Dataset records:

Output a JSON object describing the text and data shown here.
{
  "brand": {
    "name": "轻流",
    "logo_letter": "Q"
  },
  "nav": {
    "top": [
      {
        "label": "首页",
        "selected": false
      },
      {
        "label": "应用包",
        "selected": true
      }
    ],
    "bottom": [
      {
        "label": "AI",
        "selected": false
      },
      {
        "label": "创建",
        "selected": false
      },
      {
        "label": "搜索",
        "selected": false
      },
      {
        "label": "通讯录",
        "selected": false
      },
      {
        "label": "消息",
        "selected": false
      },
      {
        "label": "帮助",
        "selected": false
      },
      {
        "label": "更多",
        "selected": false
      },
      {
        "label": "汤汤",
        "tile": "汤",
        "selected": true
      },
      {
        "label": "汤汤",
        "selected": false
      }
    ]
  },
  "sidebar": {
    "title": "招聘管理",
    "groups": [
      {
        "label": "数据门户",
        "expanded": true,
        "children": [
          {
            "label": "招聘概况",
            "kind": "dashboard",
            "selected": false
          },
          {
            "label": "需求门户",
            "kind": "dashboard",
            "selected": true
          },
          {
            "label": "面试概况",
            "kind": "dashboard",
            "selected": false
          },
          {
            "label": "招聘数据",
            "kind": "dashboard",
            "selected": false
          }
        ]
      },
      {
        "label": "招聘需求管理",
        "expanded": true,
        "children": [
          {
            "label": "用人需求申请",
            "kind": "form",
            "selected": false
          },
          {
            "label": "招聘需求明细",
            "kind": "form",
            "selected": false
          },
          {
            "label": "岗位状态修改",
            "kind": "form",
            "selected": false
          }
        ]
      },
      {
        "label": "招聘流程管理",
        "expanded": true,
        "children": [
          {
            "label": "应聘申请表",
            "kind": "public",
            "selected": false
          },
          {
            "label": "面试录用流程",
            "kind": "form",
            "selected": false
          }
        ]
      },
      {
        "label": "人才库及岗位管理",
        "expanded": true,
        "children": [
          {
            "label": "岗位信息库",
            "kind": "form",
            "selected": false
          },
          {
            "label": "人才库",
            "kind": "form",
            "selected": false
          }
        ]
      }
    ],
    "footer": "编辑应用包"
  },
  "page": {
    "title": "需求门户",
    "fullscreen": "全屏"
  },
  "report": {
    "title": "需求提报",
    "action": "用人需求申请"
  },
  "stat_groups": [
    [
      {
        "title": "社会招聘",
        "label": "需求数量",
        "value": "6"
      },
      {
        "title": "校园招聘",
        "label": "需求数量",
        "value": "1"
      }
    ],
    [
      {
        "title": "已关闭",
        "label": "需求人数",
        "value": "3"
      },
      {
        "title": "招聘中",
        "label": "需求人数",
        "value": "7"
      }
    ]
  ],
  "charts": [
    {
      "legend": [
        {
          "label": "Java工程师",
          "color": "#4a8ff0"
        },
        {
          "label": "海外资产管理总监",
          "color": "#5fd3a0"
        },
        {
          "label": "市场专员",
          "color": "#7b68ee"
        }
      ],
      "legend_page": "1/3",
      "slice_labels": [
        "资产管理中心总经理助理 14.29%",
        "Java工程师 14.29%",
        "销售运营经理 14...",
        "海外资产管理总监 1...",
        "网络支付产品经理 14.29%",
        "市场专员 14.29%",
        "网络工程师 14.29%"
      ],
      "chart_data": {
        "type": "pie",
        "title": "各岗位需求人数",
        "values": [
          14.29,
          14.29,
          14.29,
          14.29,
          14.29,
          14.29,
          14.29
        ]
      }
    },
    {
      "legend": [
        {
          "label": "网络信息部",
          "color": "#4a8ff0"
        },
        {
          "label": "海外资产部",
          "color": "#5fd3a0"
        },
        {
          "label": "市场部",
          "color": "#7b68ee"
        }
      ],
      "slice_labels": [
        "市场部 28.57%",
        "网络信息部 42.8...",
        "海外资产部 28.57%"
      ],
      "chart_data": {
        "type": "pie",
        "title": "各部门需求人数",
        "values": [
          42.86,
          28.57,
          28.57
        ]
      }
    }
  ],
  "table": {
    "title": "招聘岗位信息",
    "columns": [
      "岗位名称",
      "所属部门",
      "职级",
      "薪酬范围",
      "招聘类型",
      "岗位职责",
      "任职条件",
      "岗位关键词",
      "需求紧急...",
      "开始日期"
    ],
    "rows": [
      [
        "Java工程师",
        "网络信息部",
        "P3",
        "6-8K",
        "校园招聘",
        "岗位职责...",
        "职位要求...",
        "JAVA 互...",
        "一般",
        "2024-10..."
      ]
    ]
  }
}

Aim of the task ->
Repeat every record, keeping each word and mark exactly as it is.

Written response ->
Output a JSON object describing the text and data shown here.
{
  "brand": {
    "name": "轻流",
    "logo_letter": "Q"
  },
  "nav": {
    "top": [
      {
        "label": "首页",
        "selected": false
      },
      {
        "label": "应用包",
        "selected": true
      }
    ],
    "bottom": [
      {
        "label": "AI",
        "selected": false
      },
      {
        "label": "创建",
        "selected": false
      },
      {
        "label": "搜索",
        "selected": false
      },
      {
        "label": "通讯录",
        "selected": false
      },
      {
        "label": "消息",
        "selected": false
      },
      {
        "label": "帮助",
        "selected": false
      },
      {
        "label": "更多",
        "selected": false
      },
      {
        "label": "汤汤",
        "tile": "汤",
        "selected": true
      },
      {
        "label": "汤汤",
        "selected": false
      }
    ]
  },
  "sidebar": {
    "title": "招聘管理",
    "groups": [
      {
        "label": "数据门户",
        "expanded": true,
        "children": [
          {
            "label": "招聘概况",
            "kind": "dashboard",
            "selected": false
          },
          {
            "label": "需求门户",
            "kind": "dashboard",
            "selected": true
          },
          {
            "label": "面试概况",
            "kind": "dashboard",
            "selected": false
          },
          {
            "label": "招聘数据",
            "kind": "dashboard",
            "selected": false
          }
        ]
      },
      {
        "label": "招聘需求管理",
        "expanded": true,
        "children": [
          {
            "label": "用人需求申请",
            "kind": "form",
            "selected": false
          },
          {
            "label": "招聘需求明细",
            "kind": "form",
            "selected": false
          },
          {
            "label": "岗位状态修改",
            "kind": "form",
            "selected": false
          }
        ]
      },
      {
        "label": "招聘流程管理",
        "expanded": true,
        "children": [
          {
            "label": "应聘申请表",
            "kind": "public",
            "selected": false
          },
          {
            "label": "面试录用流程",
            "kind": "form",
            "selected": false
          }
        ]
      },
      {
        "label": "人才库及岗位管理",
        "expanded": true,
        "children": [
          {
            "label": "岗位信息库",
            "kind": "form",
            "selected": false
          },
          {
            "label": "人才库",
            "kind": "form",
            "selected": false
          }
        ]
      }
    ],
    "footer": "编辑应用包"
  },
  "page": {
    "title": "需求门户",
    "fullscreen": "全屏"
  },
  "report": {
    "title": "需求提报",
    "action": "用人需求申请"
  },
  "stat_groups": [
    [
      {
        "title": "社会招聘",
        "label": "需求数量",
        "value": "6"
      },
      {
        "title": "校园招聘",
        "label": "需求数量",
        "value": "1"
      }
    ],
    [
      {
        "title": "已关闭",
        "label": "需求人数",
        "value": "3"
      },
      {
        "title": "招聘中",
        "label": "需求人数",
        "value": "7"
      }
    ]
  ],
  "charts": [
    {
      "legend": [
        {
          "label": "Java工程师",
          "color": "#4a8ff0"
        },
        {
          "label": "海外资产管理总监",
          "color": "#5fd3a0"
        },
        {
          "label": "市场专员",
          "color": "#7b68ee"
        }
      ],
      "legend_page": "1/3",
      "slice_labels": [
        "资产管理中心总经理助理 14.29%",
        "Java工程师 14.29%",
        "销售运营经理 14...",
        "海外资产管理总监 1...",
        "网络支付产品经理 14.29%",
        "市场专员 14.29%",
        "网络工程师 14.29%"
      ],
      "chart_data": {
        "type": "pie",
        "title": "各岗位需求人数",
        "values": [
          14.29,
          14.29,
          14.29,
          14.29,
          14.29,
          14.29,
          14.29
        ]
      }
    },
    {
      "legend": [
        {
          "label": "网络信息部",
          "color": "#4a8ff0"
        },
        {
          "label": "海外资产部",
          "color": "#5fd3a0"
        },
        {
          "label": "市场部",
          "color": "#7b68ee"
        }
      ],
      "slice_labels": [
        "市场部 28.57%",
        "网络信息部 42.8...",
        "海外资产部 28.57%"
      ],
      "chart_data": {
        "type": "pie",
        "title": "各部门需求人数",
        "values": [
          42.86,
          28.57,
          28.57
        ]
      }
    }
  ],
  "table": {
    "title": "招聘岗位信息",
    "columns": [
      "岗位名称",
      "所属部门",
      "职级",
      "薪酬范围",
      "招聘类型",
      "岗位职责",
      "任职条件",
      "岗位关键词",
      "需求紧急...",
      "开始日期"
    ],
    "rows": [
      [
        "Java工程师",
        "网络信息部",
        "P3",
        "6-8K",
        "校园招聘",
        "岗位职责...",
        "职位要求...",
        "JAVA 互...",
        "一般",
        "2024-10..."
      ]
    ]
  }
}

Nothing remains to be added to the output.